[Data tied to figure images]
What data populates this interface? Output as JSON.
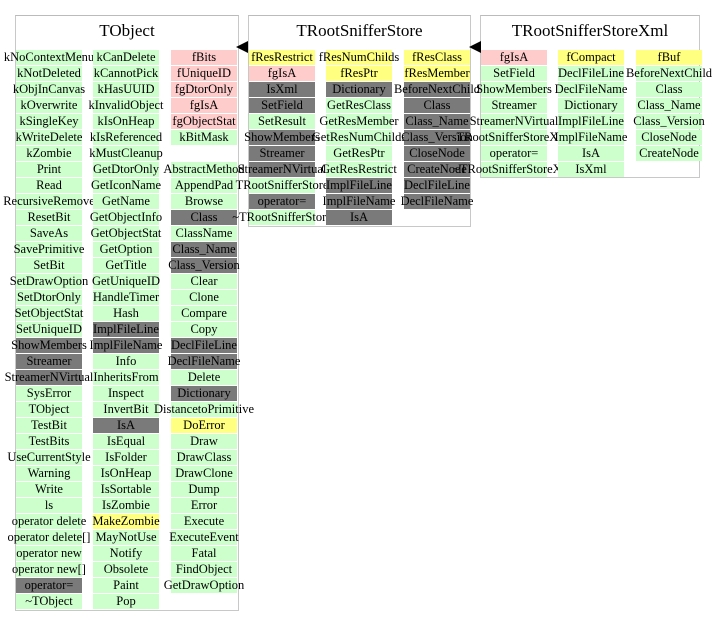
{
  "colors": {
    "public": "#ccffcc",
    "data_private": "#ffcccc",
    "data_protected": "#ffff80",
    "inherited": "#7a7a7a"
  },
  "classes": [
    {
      "name": "TObject",
      "columns": [
        [
          [
            "kNoContextMenu",
            "public"
          ],
          [
            "kNotDeleted",
            "public"
          ],
          [
            "kObjInCanvas",
            "public"
          ],
          [
            "kOverwrite",
            "public"
          ],
          [
            "kSingleKey",
            "public"
          ],
          [
            "kWriteDelete",
            "public"
          ],
          [
            "kZombie",
            "public"
          ],
          [
            "Print",
            "public"
          ],
          [
            "Read",
            "public"
          ],
          [
            "RecursiveRemove",
            "public"
          ],
          [
            "ResetBit",
            "public"
          ],
          [
            "SaveAs",
            "public"
          ],
          [
            "SavePrimitive",
            "public"
          ],
          [
            "SetBit",
            "public"
          ],
          [
            "SetDrawOption",
            "public"
          ],
          [
            "SetDtorOnly",
            "public"
          ],
          [
            "SetObjectStat",
            "public"
          ],
          [
            "SetUniqueID",
            "public"
          ],
          [
            "ShowMembers",
            "inherited"
          ],
          [
            "Streamer",
            "inherited"
          ],
          [
            "StreamerNVirtual",
            "inherited"
          ],
          [
            "SysError",
            "public"
          ],
          [
            "TObject",
            "public"
          ],
          [
            "TestBit",
            "public"
          ],
          [
            "TestBits",
            "public"
          ],
          [
            "UseCurrentStyle",
            "public"
          ],
          [
            "Warning",
            "public"
          ],
          [
            "Write",
            "public"
          ],
          [
            "ls",
            "public"
          ],
          [
            "operator delete",
            "public"
          ],
          [
            "operator delete[]",
            "public"
          ],
          [
            "operator new",
            "public"
          ],
          [
            "operator new[]",
            "public"
          ],
          [
            "operator=",
            "inherited"
          ],
          [
            "~TObject",
            "public"
          ]
        ],
        [
          [
            "kCanDelete",
            "public"
          ],
          [
            "kCannotPick",
            "public"
          ],
          [
            "kHasUUID",
            "public"
          ],
          [
            "kInvalidObject",
            "public"
          ],
          [
            "kIsOnHeap",
            "public"
          ],
          [
            "kIsReferenced",
            "public"
          ],
          [
            "kMustCleanup",
            "public"
          ],
          [
            "GetDtorOnly",
            "public"
          ],
          [
            "GetIconName",
            "public"
          ],
          [
            "GetName",
            "public"
          ],
          [
            "GetObjectInfo",
            "public"
          ],
          [
            "GetObjectStat",
            "public"
          ],
          [
            "GetOption",
            "public"
          ],
          [
            "GetTitle",
            "public"
          ],
          [
            "GetUniqueID",
            "public"
          ],
          [
            "HandleTimer",
            "public"
          ],
          [
            "Hash",
            "public"
          ],
          [
            "ImplFileLine",
            "inherited"
          ],
          [
            "ImplFileName",
            "inherited"
          ],
          [
            "Info",
            "public"
          ],
          [
            "InheritsFrom",
            "public"
          ],
          [
            "Inspect",
            "public"
          ],
          [
            "InvertBit",
            "public"
          ],
          [
            "IsA",
            "inherited"
          ],
          [
            "IsEqual",
            "public"
          ],
          [
            "IsFolder",
            "public"
          ],
          [
            "IsOnHeap",
            "public"
          ],
          [
            "IsSortable",
            "public"
          ],
          [
            "IsZombie",
            "public"
          ],
          [
            "MakeZombie",
            "data_protected"
          ],
          [
            "MayNotUse",
            "public"
          ],
          [
            "Notify",
            "public"
          ],
          [
            "Obsolete",
            "public"
          ],
          [
            "Paint",
            "public"
          ],
          [
            "Pop",
            "public"
          ]
        ],
        [
          [
            "fBits",
            "data_private"
          ],
          [
            "fUniqueID",
            "data_private"
          ],
          [
            "fgDtorOnly",
            "data_private"
          ],
          [
            "fgIsA",
            "data_private"
          ],
          [
            "fgObjectStat",
            "data_private"
          ],
          [
            "kBitMask",
            "public"
          ],
          [
            "",
            ""
          ],
          [
            "AbstractMethod",
            "public"
          ],
          [
            "AppendPad",
            "public"
          ],
          [
            "Browse",
            "public"
          ],
          [
            "Class",
            "inherited"
          ],
          [
            "ClassName",
            "public"
          ],
          [
            "Class_Name",
            "inherited"
          ],
          [
            "Class_Version",
            "inherited"
          ],
          [
            "Clear",
            "public"
          ],
          [
            "Clone",
            "public"
          ],
          [
            "Compare",
            "public"
          ],
          [
            "Copy",
            "public"
          ],
          [
            "DeclFileLine",
            "inherited"
          ],
          [
            "DeclFileName",
            "inherited"
          ],
          [
            "Delete",
            "public"
          ],
          [
            "Dictionary",
            "inherited"
          ],
          [
            "DistancetoPrimitive",
            "public"
          ],
          [
            "DoError",
            "data_protected"
          ],
          [
            "Draw",
            "public"
          ],
          [
            "DrawClass",
            "public"
          ],
          [
            "DrawClone",
            "public"
          ],
          [
            "Dump",
            "public"
          ],
          [
            "Error",
            "public"
          ],
          [
            "Execute",
            "public"
          ],
          [
            "ExecuteEvent",
            "public"
          ],
          [
            "Fatal",
            "public"
          ],
          [
            "FindObject",
            "public"
          ],
          [
            "GetDrawOption",
            "public"
          ]
        ]
      ]
    },
    {
      "name": "TRootSnifferStore",
      "columns": [
        [
          [
            "fResRestrict",
            "data_protected"
          ],
          [
            "fgIsA",
            "data_private"
          ],
          [
            "IsXml",
            "inherited"
          ],
          [
            "SetField",
            "inherited"
          ],
          [
            "SetResult",
            "public"
          ],
          [
            "ShowMembers",
            "inherited"
          ],
          [
            "Streamer",
            "inherited"
          ],
          [
            "StreamerNVirtual",
            "inherited"
          ],
          [
            "TRootSnifferStore",
            "public"
          ],
          [
            "operator=",
            "inherited"
          ],
          [
            "~TRootSnifferStore",
            "public"
          ]
        ],
        [
          [
            "fResNumChilds",
            "data_protected"
          ],
          [
            "fResPtr",
            "data_protected"
          ],
          [
            "Dictionary",
            "inherited"
          ],
          [
            "GetResClass",
            "public"
          ],
          [
            "GetResMember",
            "public"
          ],
          [
            "GetResNumChilds",
            "public"
          ],
          [
            "GetResPtr",
            "public"
          ],
          [
            "GetResRestrict",
            "public"
          ],
          [
            "ImplFileLine",
            "inherited"
          ],
          [
            "ImplFileName",
            "inherited"
          ],
          [
            "IsA",
            "inherited"
          ]
        ],
        [
          [
            "fResClass",
            "data_protected"
          ],
          [
            "fResMember",
            "data_protected"
          ],
          [
            "BeforeNextChild",
            "inherited"
          ],
          [
            "Class",
            "inherited"
          ],
          [
            "Class_Name",
            "inherited"
          ],
          [
            "Class_Version",
            "inherited"
          ],
          [
            "CloseNode",
            "inherited"
          ],
          [
            "CreateNode",
            "inherited"
          ],
          [
            "DeclFileLine",
            "inherited"
          ],
          [
            "DeclFileName",
            "inherited"
          ]
        ]
      ]
    },
    {
      "name": "TRootSnifferStoreXml",
      "columns": [
        [
          [
            "fgIsA",
            "data_private"
          ],
          [
            "SetField",
            "public"
          ],
          [
            "ShowMembers",
            "public"
          ],
          [
            "Streamer",
            "public"
          ],
          [
            "StreamerNVirtual",
            "public"
          ],
          [
            "TRootSnifferStoreXml",
            "public"
          ],
          [
            "operator=",
            "public"
          ],
          [
            "~TRootSnifferStoreXml",
            "public"
          ]
        ],
        [
          [
            "fCompact",
            "data_protected"
          ],
          [
            "DeclFileLine",
            "public"
          ],
          [
            "DeclFileName",
            "public"
          ],
          [
            "Dictionary",
            "public"
          ],
          [
            "ImplFileLine",
            "public"
          ],
          [
            "ImplFileName",
            "public"
          ],
          [
            "IsA",
            "public"
          ],
          [
            "IsXml",
            "public"
          ]
        ],
        [
          [
            "fBuf",
            "data_protected"
          ],
          [
            "BeforeNextChild",
            "public"
          ],
          [
            "Class",
            "public"
          ],
          [
            "Class_Name",
            "public"
          ],
          [
            "Class_Version",
            "public"
          ],
          [
            "CloseNode",
            "public"
          ],
          [
            "CreateNode",
            "public"
          ]
        ]
      ]
    }
  ]
}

### What to produce
Copy out each line that contains the word "operator".

### Output of the exercise
            "operator delete",
            "operator delete[]",
            "operator new",
            "operator new[]",
            "operator=",
            "operator=",
            "operator=",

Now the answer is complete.